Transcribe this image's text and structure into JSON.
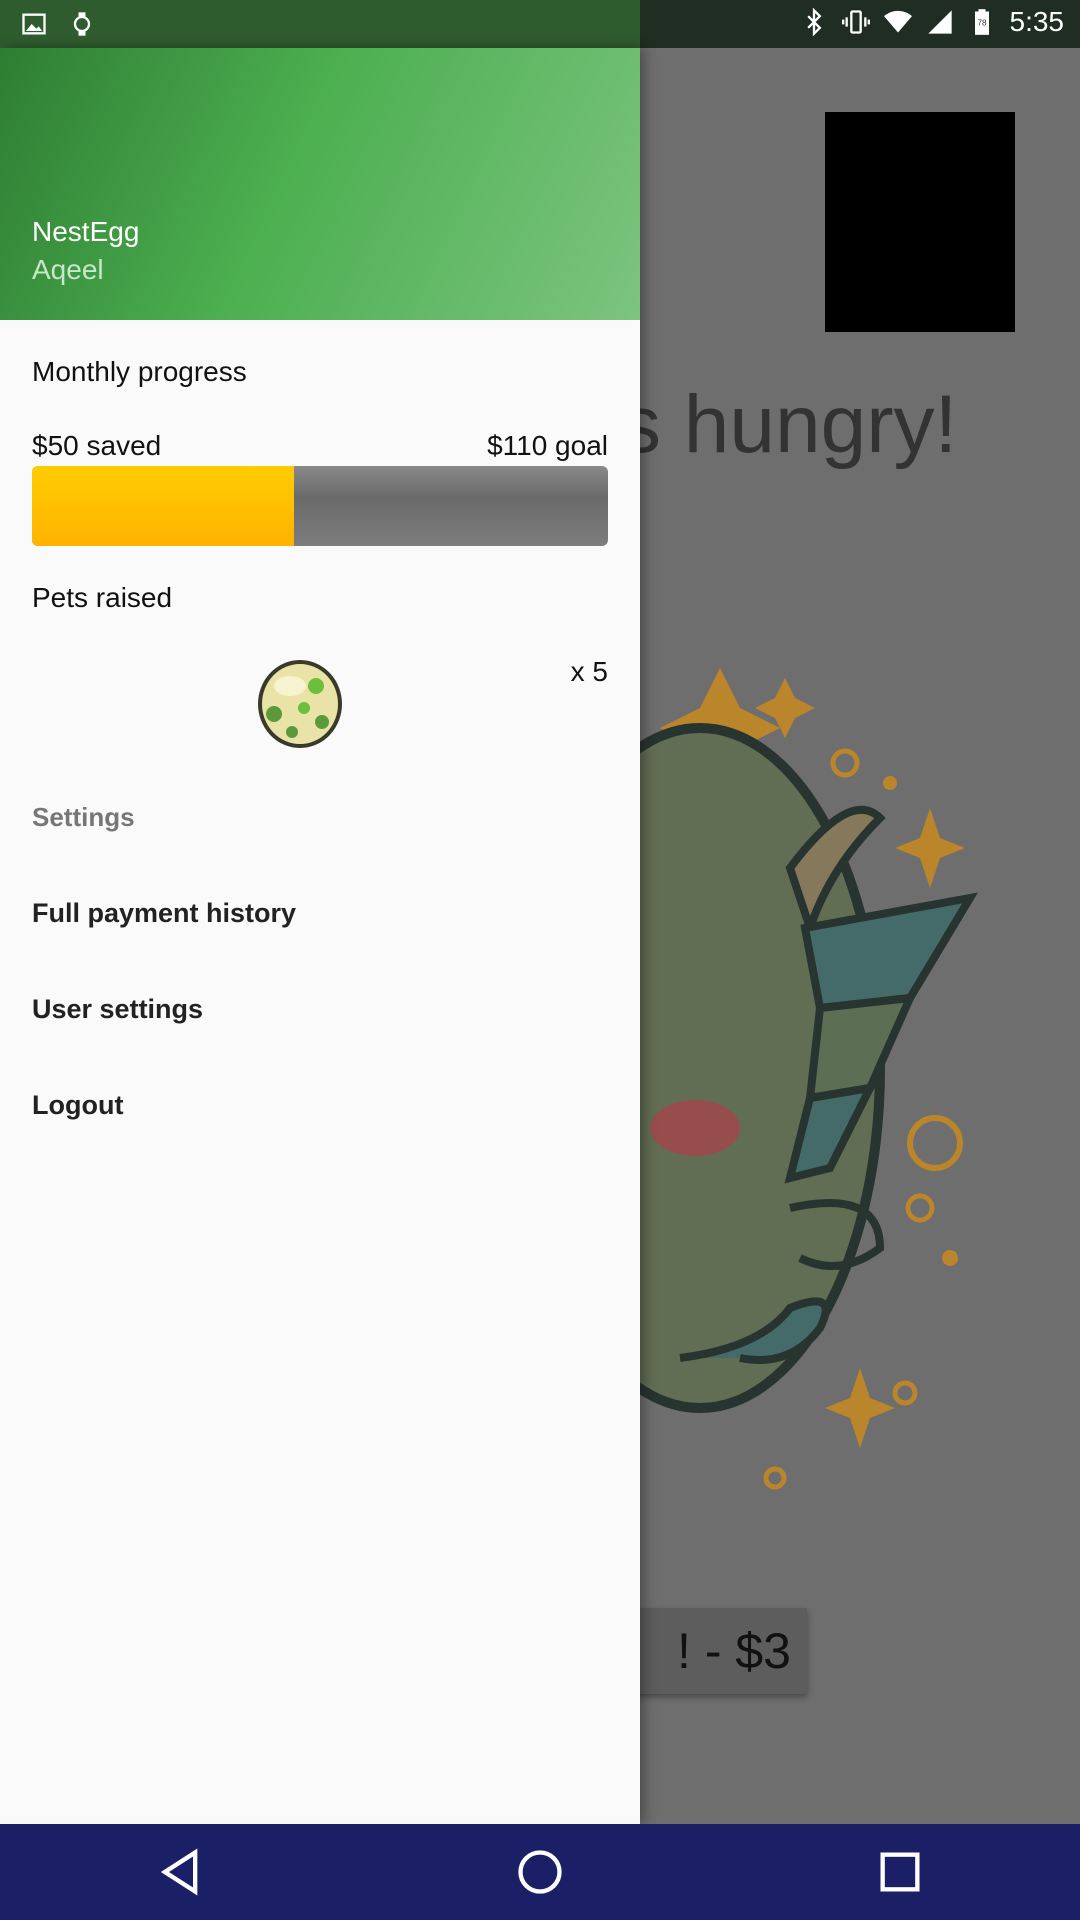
{
  "status_bar": {
    "time": "5:35",
    "battery_level": "78",
    "left_icons": [
      "image-icon",
      "watch-icon"
    ],
    "right_icons": [
      "bluetooth-icon",
      "vibrate-icon",
      "wifi-icon",
      "signal-icon",
      "battery-icon"
    ]
  },
  "background_app": {
    "hungry_text": "s hungry!",
    "feed_button_label": "! - $3"
  },
  "drawer": {
    "header": {
      "app_name": "NestEgg",
      "user_name": "Aqeel"
    },
    "monthly_progress": {
      "title": "Monthly progress",
      "saved_label": "$50 saved",
      "goal_label": "$110 goal",
      "saved_value": 50,
      "goal_value": 110
    },
    "pets": {
      "title": "Pets raised",
      "count_label": "x 5"
    },
    "settings": {
      "heading": "Settings",
      "items": [
        {
          "label": "Full payment history"
        },
        {
          "label": "User settings"
        },
        {
          "label": "Logout"
        }
      ]
    }
  },
  "colors": {
    "header_start": "#2e7d32",
    "header_end": "#7cc47f",
    "progress_fill": "#ffb300",
    "nav_bar": "#1b2066"
  },
  "nav_bar": {
    "icons": [
      "back-icon",
      "home-icon",
      "recents-icon"
    ]
  }
}
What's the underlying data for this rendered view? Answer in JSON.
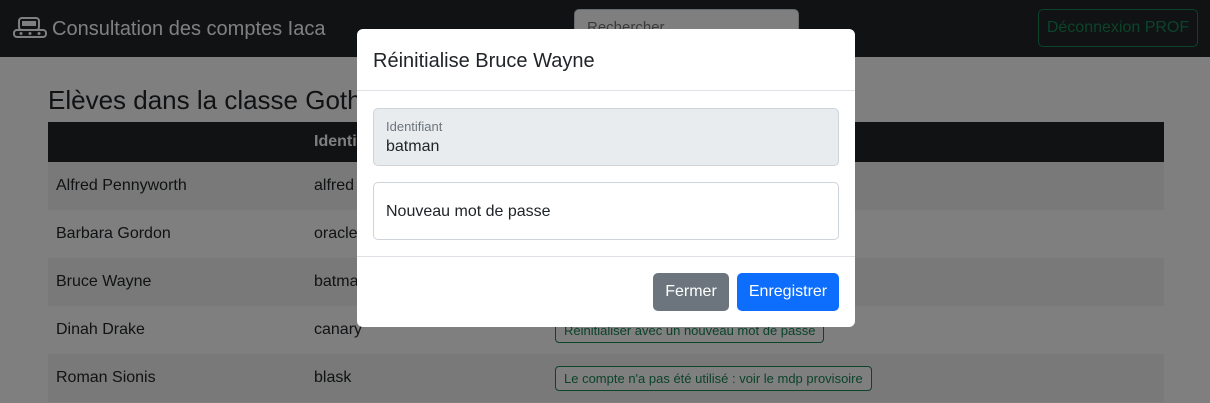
{
  "navbar": {
    "brand_icon": "bus-icon",
    "title": "Consultation des comptes Iaca",
    "search_placeholder": "Rechercher",
    "logout_label": "Déconnexion PROF",
    "logout_color": "#198754"
  },
  "main": {
    "title": "Elèves dans la classe Gotham",
    "table": {
      "headers": [
        "",
        "Identifiant",
        ""
      ],
      "rows": [
        {
          "name": "Alfred Pennyworth",
          "id": "alfred",
          "action": ""
        },
        {
          "name": "Barbara Gordon",
          "id": "oracle",
          "action": ""
        },
        {
          "name": "Bruce Wayne",
          "id": "batman",
          "action": ""
        },
        {
          "name": "Dinah Drake",
          "id": "canary",
          "action": "Réinitialiser avec un nouveau mot de passe"
        },
        {
          "name": "Roman Sionis",
          "id": "blask",
          "action": "Le compte n'a pas été utilisé : voir le mdp provisoire"
        }
      ]
    }
  },
  "modal": {
    "title": "Réinitialise Bruce Wayne",
    "id_field": {
      "label": "Identifiant",
      "value": "batman"
    },
    "password_field": {
      "placeholder": "Nouveau mot de passe"
    },
    "close_label": "Fermer",
    "save_label": "Enregistrer",
    "save_color": "#0d6efd",
    "close_color": "#6c757d"
  }
}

──────

Extract each line from the listing that holds the word "image".

# [Solution for this problem]
Transcribe this image's text and structure into JSON.
      "image-icon",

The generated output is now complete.